──────── RECORDS SUPPLIED ────────

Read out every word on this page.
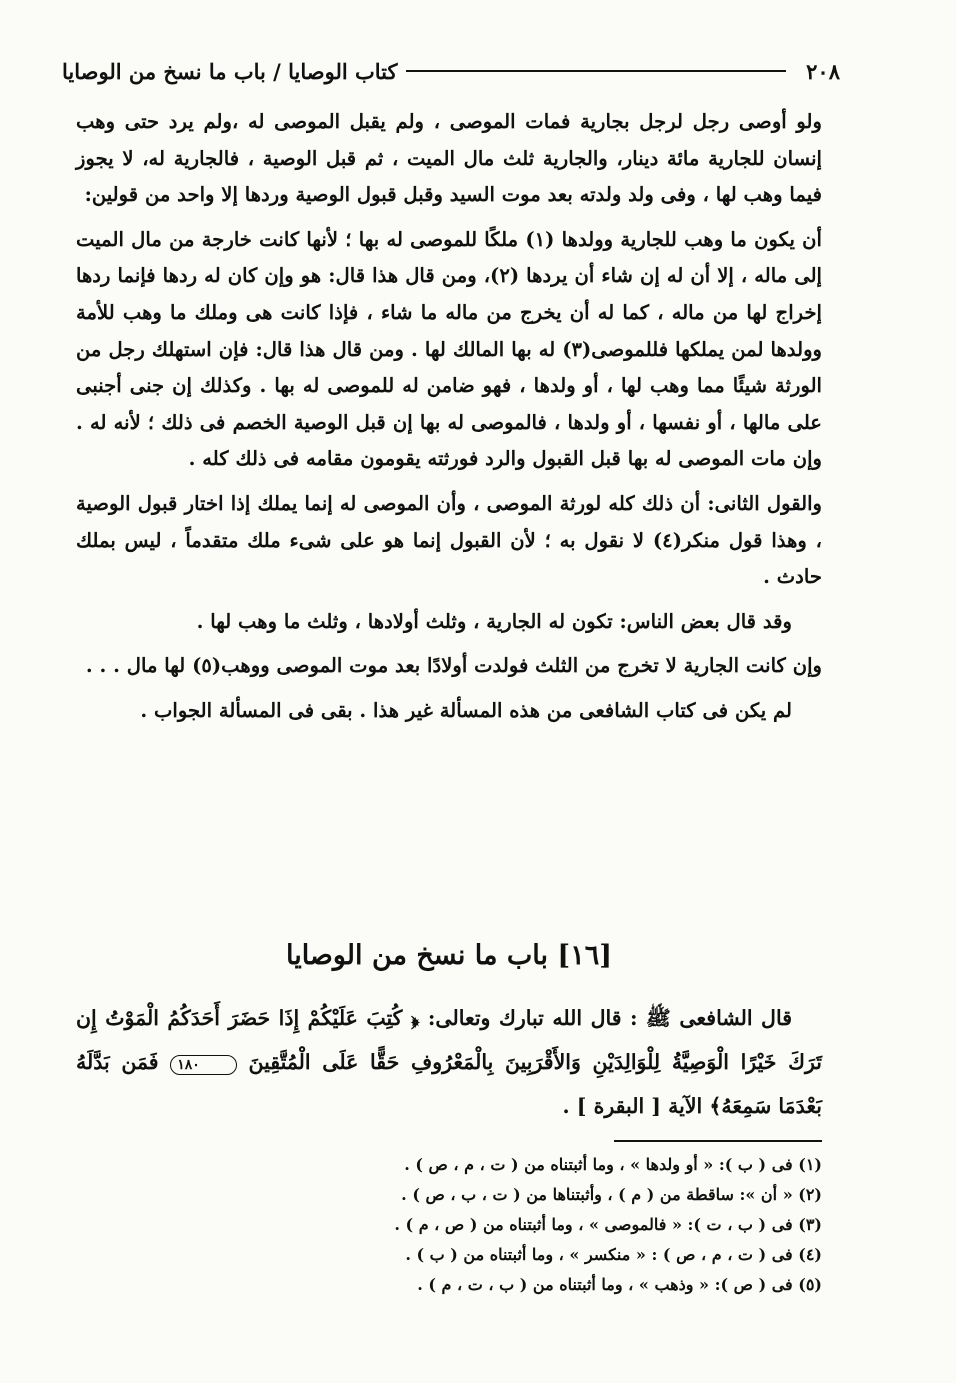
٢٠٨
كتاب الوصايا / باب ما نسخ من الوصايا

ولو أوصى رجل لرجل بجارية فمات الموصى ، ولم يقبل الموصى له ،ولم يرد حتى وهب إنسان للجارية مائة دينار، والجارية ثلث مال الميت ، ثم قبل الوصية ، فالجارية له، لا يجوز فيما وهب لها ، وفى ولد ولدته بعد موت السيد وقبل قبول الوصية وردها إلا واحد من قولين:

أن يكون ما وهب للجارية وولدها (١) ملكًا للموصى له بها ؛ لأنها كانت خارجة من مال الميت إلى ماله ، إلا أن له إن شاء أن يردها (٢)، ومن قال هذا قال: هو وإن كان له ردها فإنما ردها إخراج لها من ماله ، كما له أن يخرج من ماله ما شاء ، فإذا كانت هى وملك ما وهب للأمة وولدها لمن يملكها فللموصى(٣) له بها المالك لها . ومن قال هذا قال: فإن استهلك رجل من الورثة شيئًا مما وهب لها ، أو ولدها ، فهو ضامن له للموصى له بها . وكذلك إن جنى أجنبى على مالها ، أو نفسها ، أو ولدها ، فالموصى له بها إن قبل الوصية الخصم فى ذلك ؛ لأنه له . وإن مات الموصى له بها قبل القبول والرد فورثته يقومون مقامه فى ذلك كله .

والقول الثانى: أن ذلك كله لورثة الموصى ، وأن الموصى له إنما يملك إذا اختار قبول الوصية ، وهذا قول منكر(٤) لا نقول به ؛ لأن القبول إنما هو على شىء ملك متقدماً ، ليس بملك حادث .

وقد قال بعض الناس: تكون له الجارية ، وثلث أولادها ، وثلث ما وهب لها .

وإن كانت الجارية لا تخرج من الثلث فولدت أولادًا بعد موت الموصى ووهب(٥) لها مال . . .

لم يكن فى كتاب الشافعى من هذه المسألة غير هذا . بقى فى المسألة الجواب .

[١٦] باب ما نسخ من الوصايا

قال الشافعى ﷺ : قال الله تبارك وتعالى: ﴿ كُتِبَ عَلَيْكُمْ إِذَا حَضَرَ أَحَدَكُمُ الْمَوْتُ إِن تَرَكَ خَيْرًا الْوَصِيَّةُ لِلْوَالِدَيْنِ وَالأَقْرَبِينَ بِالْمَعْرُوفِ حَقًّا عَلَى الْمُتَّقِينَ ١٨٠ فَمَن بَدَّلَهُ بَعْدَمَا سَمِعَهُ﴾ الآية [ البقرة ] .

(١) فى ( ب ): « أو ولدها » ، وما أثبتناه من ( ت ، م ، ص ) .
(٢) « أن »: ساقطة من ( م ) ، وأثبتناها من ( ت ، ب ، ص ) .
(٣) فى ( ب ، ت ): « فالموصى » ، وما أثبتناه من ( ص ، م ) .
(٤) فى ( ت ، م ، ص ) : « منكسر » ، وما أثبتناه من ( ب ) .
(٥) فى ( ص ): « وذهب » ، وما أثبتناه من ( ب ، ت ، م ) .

────────

# TASK TO CARRY OUT
Tally the lines holding the string "كتاب" and give only the count.

# RESULT OF THE TASK
2